▸ Problem statement
Of the lines in this listing, how many contain the word "Flexión"? Give the number and nothing else.

▸ Data excerpts

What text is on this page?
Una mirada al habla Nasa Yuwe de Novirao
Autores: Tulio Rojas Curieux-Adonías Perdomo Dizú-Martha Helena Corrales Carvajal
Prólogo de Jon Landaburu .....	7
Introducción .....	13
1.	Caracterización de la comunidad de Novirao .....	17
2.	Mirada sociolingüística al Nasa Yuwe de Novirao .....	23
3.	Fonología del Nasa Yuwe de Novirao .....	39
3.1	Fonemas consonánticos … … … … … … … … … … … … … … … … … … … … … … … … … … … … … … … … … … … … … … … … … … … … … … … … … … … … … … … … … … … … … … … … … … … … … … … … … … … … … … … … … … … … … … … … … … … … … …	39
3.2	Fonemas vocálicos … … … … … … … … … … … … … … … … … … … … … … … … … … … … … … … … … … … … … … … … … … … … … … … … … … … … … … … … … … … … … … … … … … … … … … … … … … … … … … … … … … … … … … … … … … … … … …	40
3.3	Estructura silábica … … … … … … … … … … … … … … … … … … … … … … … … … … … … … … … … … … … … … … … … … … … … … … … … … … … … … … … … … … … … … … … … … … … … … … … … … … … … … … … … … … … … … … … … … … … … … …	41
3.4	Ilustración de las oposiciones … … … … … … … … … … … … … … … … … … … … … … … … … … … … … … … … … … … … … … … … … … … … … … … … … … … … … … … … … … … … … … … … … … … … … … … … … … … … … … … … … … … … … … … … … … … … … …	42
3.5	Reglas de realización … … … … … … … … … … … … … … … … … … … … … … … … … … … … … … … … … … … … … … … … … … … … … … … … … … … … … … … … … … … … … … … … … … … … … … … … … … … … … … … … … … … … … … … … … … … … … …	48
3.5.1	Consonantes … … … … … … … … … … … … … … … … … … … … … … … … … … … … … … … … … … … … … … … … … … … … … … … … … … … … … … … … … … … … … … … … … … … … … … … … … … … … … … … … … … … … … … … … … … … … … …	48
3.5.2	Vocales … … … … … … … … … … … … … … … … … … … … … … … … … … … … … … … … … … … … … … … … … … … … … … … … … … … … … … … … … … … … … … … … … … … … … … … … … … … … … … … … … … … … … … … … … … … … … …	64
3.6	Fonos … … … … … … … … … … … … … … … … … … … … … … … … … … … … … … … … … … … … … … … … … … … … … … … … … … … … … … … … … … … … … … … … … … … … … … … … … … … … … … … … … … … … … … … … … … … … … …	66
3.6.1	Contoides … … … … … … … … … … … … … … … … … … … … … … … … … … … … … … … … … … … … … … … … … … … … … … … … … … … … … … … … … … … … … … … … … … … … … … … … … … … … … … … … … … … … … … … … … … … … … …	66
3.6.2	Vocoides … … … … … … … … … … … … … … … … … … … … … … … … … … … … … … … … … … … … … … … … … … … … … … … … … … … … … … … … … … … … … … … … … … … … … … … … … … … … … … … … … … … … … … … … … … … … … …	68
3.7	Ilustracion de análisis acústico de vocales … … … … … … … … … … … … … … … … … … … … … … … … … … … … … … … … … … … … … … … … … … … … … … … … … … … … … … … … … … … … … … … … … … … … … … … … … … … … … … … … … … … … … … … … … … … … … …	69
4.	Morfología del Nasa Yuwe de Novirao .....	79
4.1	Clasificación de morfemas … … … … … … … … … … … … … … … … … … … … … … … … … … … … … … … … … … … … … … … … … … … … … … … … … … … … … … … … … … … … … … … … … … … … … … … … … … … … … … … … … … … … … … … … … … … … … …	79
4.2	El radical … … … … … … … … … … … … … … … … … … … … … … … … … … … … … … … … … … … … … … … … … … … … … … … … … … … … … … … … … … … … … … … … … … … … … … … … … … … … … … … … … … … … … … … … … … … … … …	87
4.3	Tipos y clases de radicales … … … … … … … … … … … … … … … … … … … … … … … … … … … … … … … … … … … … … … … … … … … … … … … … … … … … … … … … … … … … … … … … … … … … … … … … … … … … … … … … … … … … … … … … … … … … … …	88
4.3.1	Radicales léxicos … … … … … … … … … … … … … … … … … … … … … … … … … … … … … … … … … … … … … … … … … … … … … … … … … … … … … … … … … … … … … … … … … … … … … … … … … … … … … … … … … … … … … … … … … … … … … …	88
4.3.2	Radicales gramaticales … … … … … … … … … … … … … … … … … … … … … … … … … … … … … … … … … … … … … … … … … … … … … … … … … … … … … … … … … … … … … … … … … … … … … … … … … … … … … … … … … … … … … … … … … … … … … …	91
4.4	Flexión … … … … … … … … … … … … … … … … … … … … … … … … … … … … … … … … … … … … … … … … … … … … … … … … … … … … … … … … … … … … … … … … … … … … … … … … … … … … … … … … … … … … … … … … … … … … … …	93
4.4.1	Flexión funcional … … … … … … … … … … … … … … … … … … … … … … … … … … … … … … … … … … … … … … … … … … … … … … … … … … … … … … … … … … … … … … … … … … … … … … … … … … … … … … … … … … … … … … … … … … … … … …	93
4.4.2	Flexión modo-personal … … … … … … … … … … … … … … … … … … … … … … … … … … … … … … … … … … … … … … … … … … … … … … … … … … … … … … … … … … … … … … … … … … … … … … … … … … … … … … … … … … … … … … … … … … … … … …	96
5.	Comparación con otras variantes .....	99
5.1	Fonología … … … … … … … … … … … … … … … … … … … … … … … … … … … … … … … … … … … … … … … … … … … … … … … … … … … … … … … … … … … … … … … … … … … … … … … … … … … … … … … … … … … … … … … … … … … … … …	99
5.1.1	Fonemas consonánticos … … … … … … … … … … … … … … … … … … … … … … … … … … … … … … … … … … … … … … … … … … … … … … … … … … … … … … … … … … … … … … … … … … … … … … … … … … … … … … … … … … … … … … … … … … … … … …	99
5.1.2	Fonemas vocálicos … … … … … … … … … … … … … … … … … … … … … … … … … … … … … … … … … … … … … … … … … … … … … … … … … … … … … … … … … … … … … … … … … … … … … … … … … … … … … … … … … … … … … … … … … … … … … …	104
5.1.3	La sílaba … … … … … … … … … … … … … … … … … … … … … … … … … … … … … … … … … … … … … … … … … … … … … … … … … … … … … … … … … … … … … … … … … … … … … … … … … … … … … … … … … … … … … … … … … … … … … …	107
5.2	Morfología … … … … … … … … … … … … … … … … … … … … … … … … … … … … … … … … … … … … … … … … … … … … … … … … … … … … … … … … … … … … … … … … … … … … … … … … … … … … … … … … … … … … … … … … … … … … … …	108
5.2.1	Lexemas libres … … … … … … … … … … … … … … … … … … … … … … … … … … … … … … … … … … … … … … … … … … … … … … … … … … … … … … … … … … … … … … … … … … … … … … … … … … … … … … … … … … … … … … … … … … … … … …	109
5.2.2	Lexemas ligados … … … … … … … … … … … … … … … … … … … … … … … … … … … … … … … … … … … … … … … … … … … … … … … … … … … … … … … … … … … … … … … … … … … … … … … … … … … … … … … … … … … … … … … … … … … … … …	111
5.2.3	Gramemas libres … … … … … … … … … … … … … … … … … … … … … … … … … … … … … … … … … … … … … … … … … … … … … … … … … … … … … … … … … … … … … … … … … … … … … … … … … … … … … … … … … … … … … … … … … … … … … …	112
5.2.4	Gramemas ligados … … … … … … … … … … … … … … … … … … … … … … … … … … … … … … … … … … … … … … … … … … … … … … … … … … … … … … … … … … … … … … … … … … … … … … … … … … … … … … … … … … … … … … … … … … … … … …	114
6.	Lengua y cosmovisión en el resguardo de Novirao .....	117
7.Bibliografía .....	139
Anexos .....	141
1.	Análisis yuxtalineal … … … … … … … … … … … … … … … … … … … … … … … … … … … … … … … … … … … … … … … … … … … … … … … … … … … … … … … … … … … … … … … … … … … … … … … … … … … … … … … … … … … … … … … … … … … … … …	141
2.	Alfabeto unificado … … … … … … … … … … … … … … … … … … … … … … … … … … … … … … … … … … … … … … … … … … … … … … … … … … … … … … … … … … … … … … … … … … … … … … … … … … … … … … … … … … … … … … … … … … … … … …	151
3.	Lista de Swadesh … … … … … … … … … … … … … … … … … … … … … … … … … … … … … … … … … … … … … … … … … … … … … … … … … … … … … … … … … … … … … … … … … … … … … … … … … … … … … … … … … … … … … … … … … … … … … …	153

▸ Completed task
3